DIRECTIVE — Output all of the data below exactly as given.

AVAILABLE DATA —
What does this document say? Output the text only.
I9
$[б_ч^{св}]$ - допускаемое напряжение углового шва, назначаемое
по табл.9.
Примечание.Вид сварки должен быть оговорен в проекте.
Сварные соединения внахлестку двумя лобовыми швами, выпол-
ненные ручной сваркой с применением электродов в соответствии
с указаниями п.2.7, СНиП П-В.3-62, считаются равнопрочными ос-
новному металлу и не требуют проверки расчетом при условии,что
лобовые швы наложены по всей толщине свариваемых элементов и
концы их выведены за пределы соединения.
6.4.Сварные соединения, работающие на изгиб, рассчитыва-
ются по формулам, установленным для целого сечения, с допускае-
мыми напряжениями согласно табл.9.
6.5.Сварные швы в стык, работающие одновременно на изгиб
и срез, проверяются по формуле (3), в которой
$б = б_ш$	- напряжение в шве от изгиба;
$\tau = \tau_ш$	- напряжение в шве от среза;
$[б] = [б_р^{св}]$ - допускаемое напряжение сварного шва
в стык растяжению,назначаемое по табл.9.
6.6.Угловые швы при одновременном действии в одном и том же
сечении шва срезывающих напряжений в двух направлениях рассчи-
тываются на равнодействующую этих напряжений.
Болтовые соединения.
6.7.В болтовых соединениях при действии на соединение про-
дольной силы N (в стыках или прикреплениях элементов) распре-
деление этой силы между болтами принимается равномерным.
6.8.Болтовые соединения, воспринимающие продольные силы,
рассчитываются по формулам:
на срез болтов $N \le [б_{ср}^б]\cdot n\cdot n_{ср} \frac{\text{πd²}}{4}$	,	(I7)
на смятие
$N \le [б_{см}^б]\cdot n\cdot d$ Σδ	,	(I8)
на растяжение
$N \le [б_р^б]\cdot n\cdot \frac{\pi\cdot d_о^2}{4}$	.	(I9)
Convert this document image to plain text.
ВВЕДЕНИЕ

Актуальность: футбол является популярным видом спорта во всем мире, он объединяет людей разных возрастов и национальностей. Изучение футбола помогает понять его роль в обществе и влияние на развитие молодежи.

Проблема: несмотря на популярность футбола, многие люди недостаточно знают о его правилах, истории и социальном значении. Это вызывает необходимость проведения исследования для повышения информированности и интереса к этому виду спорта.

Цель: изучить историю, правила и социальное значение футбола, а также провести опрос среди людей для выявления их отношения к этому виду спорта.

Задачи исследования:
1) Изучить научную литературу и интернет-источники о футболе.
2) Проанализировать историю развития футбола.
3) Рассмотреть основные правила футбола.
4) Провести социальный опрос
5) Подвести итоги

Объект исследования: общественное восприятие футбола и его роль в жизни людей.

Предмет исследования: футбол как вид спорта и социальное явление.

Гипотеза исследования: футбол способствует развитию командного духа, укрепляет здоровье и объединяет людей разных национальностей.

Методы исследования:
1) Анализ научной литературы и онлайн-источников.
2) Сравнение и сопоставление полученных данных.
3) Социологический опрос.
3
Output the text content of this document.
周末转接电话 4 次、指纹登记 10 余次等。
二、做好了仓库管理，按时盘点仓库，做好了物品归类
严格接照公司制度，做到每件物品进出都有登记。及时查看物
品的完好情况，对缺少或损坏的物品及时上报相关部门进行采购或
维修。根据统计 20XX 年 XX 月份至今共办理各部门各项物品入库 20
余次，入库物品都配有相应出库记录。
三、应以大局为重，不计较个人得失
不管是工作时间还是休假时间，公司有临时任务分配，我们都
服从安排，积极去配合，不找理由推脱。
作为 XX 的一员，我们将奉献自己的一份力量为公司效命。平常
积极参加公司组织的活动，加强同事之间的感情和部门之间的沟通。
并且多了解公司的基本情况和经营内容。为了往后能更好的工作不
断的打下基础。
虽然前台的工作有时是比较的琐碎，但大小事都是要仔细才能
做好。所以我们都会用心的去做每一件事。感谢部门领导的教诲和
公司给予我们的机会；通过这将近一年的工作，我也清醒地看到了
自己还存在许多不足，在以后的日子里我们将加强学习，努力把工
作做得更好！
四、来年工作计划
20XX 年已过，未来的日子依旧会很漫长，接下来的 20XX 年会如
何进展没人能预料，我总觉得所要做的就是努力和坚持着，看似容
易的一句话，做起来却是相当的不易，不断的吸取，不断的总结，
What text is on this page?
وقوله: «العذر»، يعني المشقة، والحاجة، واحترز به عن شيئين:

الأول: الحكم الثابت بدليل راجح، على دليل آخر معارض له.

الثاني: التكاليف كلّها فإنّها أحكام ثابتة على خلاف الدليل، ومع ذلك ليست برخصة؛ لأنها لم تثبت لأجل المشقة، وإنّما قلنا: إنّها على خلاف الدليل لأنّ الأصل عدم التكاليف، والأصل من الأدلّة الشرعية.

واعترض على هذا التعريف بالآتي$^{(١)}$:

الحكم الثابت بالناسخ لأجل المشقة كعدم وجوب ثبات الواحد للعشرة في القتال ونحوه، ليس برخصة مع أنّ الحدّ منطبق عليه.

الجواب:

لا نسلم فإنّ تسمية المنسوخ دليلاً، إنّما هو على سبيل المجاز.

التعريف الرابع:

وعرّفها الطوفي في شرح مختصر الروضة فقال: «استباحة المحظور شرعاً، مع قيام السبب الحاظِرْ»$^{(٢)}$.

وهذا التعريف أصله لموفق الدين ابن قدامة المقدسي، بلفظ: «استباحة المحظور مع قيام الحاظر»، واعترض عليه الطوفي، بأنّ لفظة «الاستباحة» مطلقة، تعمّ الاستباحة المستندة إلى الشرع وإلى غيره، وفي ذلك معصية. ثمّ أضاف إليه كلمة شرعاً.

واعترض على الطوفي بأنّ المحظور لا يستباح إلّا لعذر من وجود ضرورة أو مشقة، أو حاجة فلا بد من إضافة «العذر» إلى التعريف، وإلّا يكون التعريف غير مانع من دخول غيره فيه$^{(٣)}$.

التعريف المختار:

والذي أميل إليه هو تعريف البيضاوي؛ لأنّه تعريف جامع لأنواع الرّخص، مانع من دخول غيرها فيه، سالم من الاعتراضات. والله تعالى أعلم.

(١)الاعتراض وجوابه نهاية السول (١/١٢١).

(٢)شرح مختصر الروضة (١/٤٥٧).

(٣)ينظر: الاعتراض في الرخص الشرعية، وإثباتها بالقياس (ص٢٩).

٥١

ANSWER —
What does this document say? Output the text only.
I9
$[б_ч^{св}]$ - допускаемое напряжение углового шва, назначаемое
по табл.9.
Примечание.Вид сварки должен быть оговорен в проекте.
Сварные соединения внахлестку двумя лобовыми швами, выпол-
ненные ручной сваркой с применением электродов в соответствии
с указаниями п.2.7, СНиП П-В.3-62, считаются равнопрочными ос-
новному металлу и не требуют проверки расчетом при условии,что
лобовые швы наложены по всей толщине свариваемых элементов и
концы их выведены за пределы соединения.
6.4.Сварные соединения, работающие на изгиб, рассчитыва-
ются по формулам, установленным для целого сечения, с допускае-
мыми напряжениями согласно табл.9.
6.5.Сварные швы в стык, работающие одновременно на изгиб
и срез, проверяются по формуле (3), в которой
$б = б_ш$	- напряжение в шве от изгиба;
$\tau = \tau_ш$	- напряжение в шве от среза;
$[б] = [б_р^{св}]$ - допускаемое напряжение сварного шва
в стык растяжению,назначаемое по табл.9.
6.6.Угловые швы при одновременном действии в одном и том же
сечении шва срезывающих напряжений в двух направлениях рассчи-
тываются на равнодействующую этих напряжений.
Болтовые соединения.
6.7.В болтовых соединениях при действии на соединение про-
дольной силы N (в стыках или прикреплениях элементов) распре-
деление этой силы между болтами принимается равномерным.
6.8.Болтовые соединения, воспринимающие продольные силы,
рассчитываются по формулам:
на срез болтов $N \le [б_{ср}^б]\cdot n\cdot n_{ср} \frac{\text{πd²}}{4}$	,	(I7)
на смятие
$N \le [б_{см}^б]\cdot n\cdot d$ Σδ	,	(I8)
на растяжение
$N \le [б_р^б]\cdot n\cdot \frac{\pi\cdot d_о^2}{4}$	.	(I9)
Convert this document image to plain text.
ВВЕДЕНИЕ

Актуальность: футбол является популярным видом спорта во всем мире, он объединяет людей разных возрастов и национальностей. Изучение футбола помогает понять его роль в обществе и влияние на развитие молодежи.

Проблема: несмотря на популярность футбола, многие люди недостаточно знают о его правилах, истории и социальном значении. Это вызывает необходимость проведения исследования для повышения информированности и интереса к этому виду спорта.

Цель: изучить историю, правила и социальное значение футбола, а также провести опрос среди людей для выявления их отношения к этому виду спорта.

Задачи исследования:
1) Изучить научную литературу и интернет-источники о футболе.
2) Проанализировать историю развития футбола.
3) Рассмотреть основные правила футбола.
4) Провести социальный опрос
5) Подвести итоги

Объект исследования: общественное восприятие футбола и его роль в жизни людей.

Предмет исследования: футбол как вид спорта и социальное явление.

Гипотеза исследования: футбол способствует развитию командного духа, укрепляет здоровье и объединяет людей разных национальностей.

Методы исследования:
1) Анализ научной литературы и онлайн-источников.
2) Сравнение и сопоставление полученных данных.
3) Социологический опрос.
3
Output the text content of this document.
周末转接电话 4 次、指纹登记 10 余次等。
二、做好了仓库管理，按时盘点仓库，做好了物品归类
严格接照公司制度，做到每件物品进出都有登记。及时查看物
品的完好情况，对缺少或损坏的物品及时上报相关部门进行采购或
维修。根据统计 20XX 年 XX 月份至今共办理各部门各项物品入库 20
余次，入库物品都配有相应出库记录。
三、应以大局为重，不计较个人得失
不管是工作时间还是休假时间，公司有临时任务分配，我们都
服从安排，积极去配合，不找理由推脱。
作为 XX 的一员，我们将奉献自己的一份力量为公司效命。平常
积极参加公司组织的活动，加强同事之间的感情和部门之间的沟通。
并且多了解公司的基本情况和经营内容。为了往后能更好的工作不
断的打下基础。
虽然前台的工作有时是比较的琐碎，但大小事都是要仔细才能
做好。所以我们都会用心的去做每一件事。感谢部门领导的教诲和
公司给予我们的机会；通过这将近一年的工作，我也清醒地看到了
自己还存在许多不足，在以后的日子里我们将加强学习，努力把工
作做得更好！
四、来年工作计划
20XX 年已过，未来的日子依旧会很漫长，接下来的 20XX 年会如
何进展没人能预料，我总觉得所要做的就是努力和坚持着，看似容
易的一句话，做起来却是相当的不易，不断的吸取，不断的总结，
What text is on this page?
وقوله: «العذر»، يعني المشقة، والحاجة، واحترز به عن شيئين:

الأول: الحكم الثابت بدليل راجح، على دليل آخر معارض له.

الثاني: التكاليف كلّها فإنّها أحكام ثابتة على خلاف الدليل، ومع ذلك ليست برخصة؛ لأنها لم تثبت لأجل المشقة، وإنّما قلنا: إنّها على خلاف الدليل لأنّ الأصل عدم التكاليف، والأصل من الأدلّة الشرعية.

واعترض على هذا التعريف بالآتي$^{(١)}$:

الحكم الثابت بالناسخ لأجل المشقة كعدم وجوب ثبات الواحد للعشرة في القتال ونحوه، ليس برخصة مع أنّ الحدّ منطبق عليه.

الجواب:

لا نسلم فإنّ تسمية المنسوخ دليلاً، إنّما هو على سبيل المجاز.

التعريف الرابع:

وعرّفها الطوفي في شرح مختصر الروضة فقال: «استباحة المحظور شرعاً، مع قيام السبب الحاظِرْ»$^{(٢)}$.

وهذا التعريف أصله لموفق الدين ابن قدامة المقدسي، بلفظ: «استباحة المحظور مع قيام الحاظر»، واعترض عليه الطوفي، بأنّ لفظة «الاستباحة» مطلقة، تعمّ الاستباحة المستندة إلى الشرع وإلى غيره، وفي ذلك معصية. ثمّ أضاف إليه كلمة شرعاً.

واعترض على الطوفي بأنّ المحظور لا يستباح إلّا لعذر من وجود ضرورة أو مشقة، أو حاجة فلا بد من إضافة «العذر» إلى التعريف، وإلّا يكون التعريف غير مانع من دخول غيره فيه$^{(٣)}$.

التعريف المختار:

والذي أميل إليه هو تعريف البيضاوي؛ لأنّه تعريف جامع لأنواع الرّخص، مانع من دخول غيرها فيه، سالم من الاعتراضات. والله تعالى أعلم.

(١)الاعتراض وجوابه نهاية السول (١/١٢١).

(٢)شرح مختصر الروضة (١/٤٥٧).

(٣)ينظر: الاعتراض في الرخص الشرعية، وإثباتها بالقياس (ص٢٩).

٥١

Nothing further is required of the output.